--- Start ---
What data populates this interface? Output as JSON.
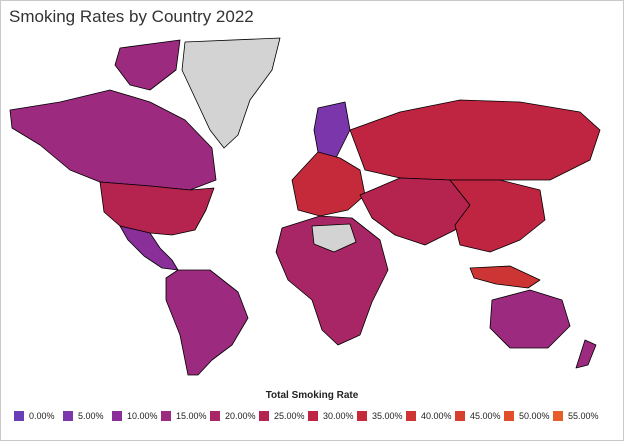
{
  "title": "Smoking Rates by Country 2022",
  "legend": {
    "title": "Total Smoking Rate",
    "items": [
      {
        "label": "0.00%",
        "color": "#6a3db8"
      },
      {
        "label": "5.00%",
        "color": "#7a36aa"
      },
      {
        "label": "10.00%",
        "color": "#8a2f9a"
      },
      {
        "label": "15.00%",
        "color": "#9c2a7f"
      },
      {
        "label": "20.00%",
        "color": "#a82665"
      },
      {
        "label": "25.00%",
        "color": "#b5234f"
      },
      {
        "label": "30.00%",
        "color": "#bf2440"
      },
      {
        "label": "35.00%",
        "color": "#c52a3a"
      },
      {
        "label": "40.00%",
        "color": "#cd3535"
      },
      {
        "label": "45.00%",
        "color": "#d6402f"
      },
      {
        "label": "50.00%",
        "color": "#df4f2a"
      },
      {
        "label": "55.00%",
        "color": "#e55d28"
      }
    ]
  },
  "colors": {
    "no_data": "#d3d3d3",
    "north_america": "#9c2a7f",
    "usa": "#b5234f",
    "mexico": "#8a2f9a",
    "south_america": "#9c2a7f",
    "russia": "#bf2440",
    "europe": "#c52a3a",
    "scandinavia": "#7a36aa",
    "middle_east": "#b5234f",
    "africa": "#a82665",
    "east_asia": "#bf2440",
    "australia": "#9c2a7f",
    "indonesia": "#cd3535"
  }
}
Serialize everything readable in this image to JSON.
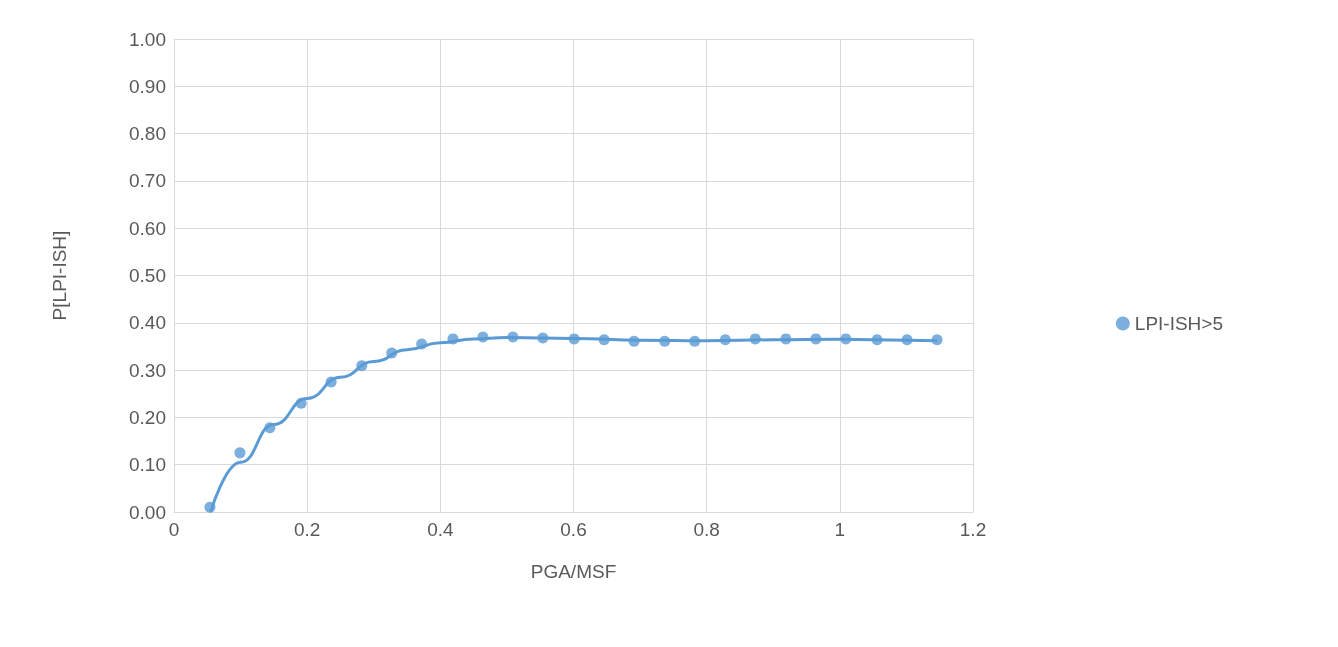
{
  "chart_data": {
    "type": "scatter",
    "xlabel": "PGA/MSF",
    "ylabel": "P[LPI-ISH]",
    "xlim": [
      0,
      1.2
    ],
    "xticks": [
      0,
      0.2,
      0.4,
      0.6,
      0.8,
      1,
      1.2
    ],
    "ylim": [
      0,
      1
    ],
    "yticks": [
      {
        "value": 0,
        "label": "0.00"
      },
      {
        "value": 0.1,
        "label": "0.10"
      },
      {
        "value": 0.2,
        "label": "0.20"
      },
      {
        "value": 0.3,
        "label": "0.30"
      },
      {
        "value": 0.4,
        "label": "0.40"
      },
      {
        "value": 0.5,
        "label": "0.50"
      },
      {
        "value": 0.6,
        "label": "0.60"
      },
      {
        "value": 0.7,
        "label": "0.70"
      },
      {
        "value": 0.8,
        "label": "0.80"
      },
      {
        "value": 0.9,
        "label": "0.90"
      },
      {
        "value": 1,
        "label": "1.00"
      }
    ],
    "grid": true,
    "legend": "right",
    "marker": "circle",
    "series": [
      {
        "name": "LPI-ISH>5",
        "color": "#5b9bd5",
        "x": [
          0.054,
          0.099,
          0.144,
          0.191,
          0.236,
          0.282,
          0.327,
          0.372,
          0.419,
          0.464,
          0.509,
          0.554,
          0.601,
          0.646,
          0.691,
          0.737,
          0.782,
          0.828,
          0.873,
          0.919,
          0.964,
          1.009,
          1.056,
          1.101,
          1.146
        ],
        "values": [
          0.01,
          0.125,
          0.178,
          0.23,
          0.275,
          0.309,
          0.336,
          0.355,
          0.366,
          0.37,
          0.37,
          0.368,
          0.366,
          0.364,
          0.361,
          0.361,
          0.361,
          0.364,
          0.366,
          0.366,
          0.366,
          0.366,
          0.364,
          0.364,
          0.364
        ]
      },
      {
        "type": "line",
        "marker": "none",
        "line_style": "solid",
        "color": "#5b9bd5",
        "x": [
          0.055,
          0.1,
          0.15,
          0.2,
          0.25,
          0.3,
          0.35,
          0.4,
          0.45,
          0.5,
          0.6,
          0.7,
          0.8,
          0.9,
          1.0,
          1.1,
          1.146
        ],
        "values": [
          0.0,
          0.105,
          0.185,
          0.24,
          0.285,
          0.318,
          0.343,
          0.358,
          0.366,
          0.369,
          0.367,
          0.363,
          0.362,
          0.364,
          0.365,
          0.363,
          0.362
        ]
      }
    ]
  }
}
--- End ---
* **Problem to work on**
Every record is to be reproduced exactly, with no pictures included.

* **Written reply**
What data populates this interface? Output as JSON.
{
  "title": "Smoking Rates by Country 2022",
  "legend": {
    "title": "Total Smoking Rate",
    "items": [
      {
        "label": "0.00%",
        "color": "#6a3db8"
      },
      {
        "label": "5.00%",
        "color": "#7a36aa"
      },
      {
        "label": "10.00%",
        "color": "#8a2f9a"
      },
      {
        "label": "15.00%",
        "color": "#9c2a7f"
      },
      {
        "label": "20.00%",
        "color": "#a82665"
      },
      {
        "label": "25.00%",
        "color": "#b5234f"
      },
      {
        "label": "30.00%",
        "color": "#bf2440"
      },
      {
        "label": "35.00%",
        "color": "#c52a3a"
      },
      {
        "label": "40.00%",
        "color": "#cd3535"
      },
      {
        "label": "45.00%",
        "color": "#d6402f"
      },
      {
        "label": "50.00%",
        "color": "#df4f2a"
      },
      {
        "label": "55.00%",
        "color": "#e55d28"
      }
    ]
  },
  "colors": {
    "no_data": "#d3d3d3",
    "north_america": "#9c2a7f",
    "usa": "#b5234f",
    "mexico": "#8a2f9a",
    "south_america": "#9c2a7f",
    "russia": "#bf2440",
    "europe": "#c52a3a",
    "scandinavia": "#7a36aa",
    "middle_east": "#b5234f",
    "africa": "#a82665",
    "east_asia": "#bf2440",
    "australia": "#9c2a7f",
    "indonesia": "#cd3535"
  }
}
Serialize everything readable in this image to JSON.
{
  "chart_data": {
    "type": "scatter",
    "xlabel": "PGA/MSF",
    "ylabel": "P[LPI-ISH]",
    "xlim": [
      0,
      1.2
    ],
    "xticks": [
      0,
      0.2,
      0.4,
      0.6,
      0.8,
      1,
      1.2
    ],
    "ylim": [
      0,
      1
    ],
    "yticks": [
      {
        "value": 0,
        "label": "0.00"
      },
      {
        "value": 0.1,
        "label": "0.10"
      },
      {
        "value": 0.2,
        "label": "0.20"
      },
      {
        "value": 0.3,
        "label": "0.30"
      },
      {
        "value": 0.4,
        "label": "0.40"
      },
      {
        "value": 0.5,
        "label": "0.50"
      },
      {
        "value": 0.6,
        "label": "0.60"
      },
      {
        "value": 0.7,
        "label": "0.70"
      },
      {
        "value": 0.8,
        "label": "0.80"
      },
      {
        "value": 0.9,
        "label": "0.90"
      },
      {
        "value": 1,
        "label": "1.00"
      }
    ],
    "grid": true,
    "legend": "right",
    "marker": "circle",
    "series": [
      {
        "name": "LPI-ISH>5",
        "color": "#5b9bd5",
        "x": [
          0.054,
          0.099,
          0.144,
          0.191,
          0.236,
          0.282,
          0.327,
          0.372,
          0.419,
          0.464,
          0.509,
          0.554,
          0.601,
          0.646,
          0.691,
          0.737,
          0.782,
          0.828,
          0.873,
          0.919,
          0.964,
          1.009,
          1.056,
          1.101,
          1.146
        ],
        "values": [
          0.01,
          0.125,
          0.178,
          0.23,
          0.275,
          0.309,
          0.336,
          0.355,
          0.366,
          0.37,
          0.37,
          0.368,
          0.366,
          0.364,
          0.361,
          0.361,
          0.361,
          0.364,
          0.366,
          0.366,
          0.366,
          0.366,
          0.364,
          0.364,
          0.364
        ]
      },
      {
        "type": "line",
        "marker": "none",
        "line_style": "solid",
        "color": "#5b9bd5",
        "x": [
          0.055,
          0.1,
          0.15,
          0.2,
          0.25,
          0.3,
          0.35,
          0.4,
          0.45,
          0.5,
          0.6,
          0.7,
          0.8,
          0.9,
          1.0,
          1.1,
          1.146
        ],
        "values": [
          0.0,
          0.105,
          0.185,
          0.24,
          0.285,
          0.318,
          0.343,
          0.358,
          0.366,
          0.369,
          0.367,
          0.363,
          0.362,
          0.364,
          0.365,
          0.363,
          0.362
        ]
      }
    ]
  }
}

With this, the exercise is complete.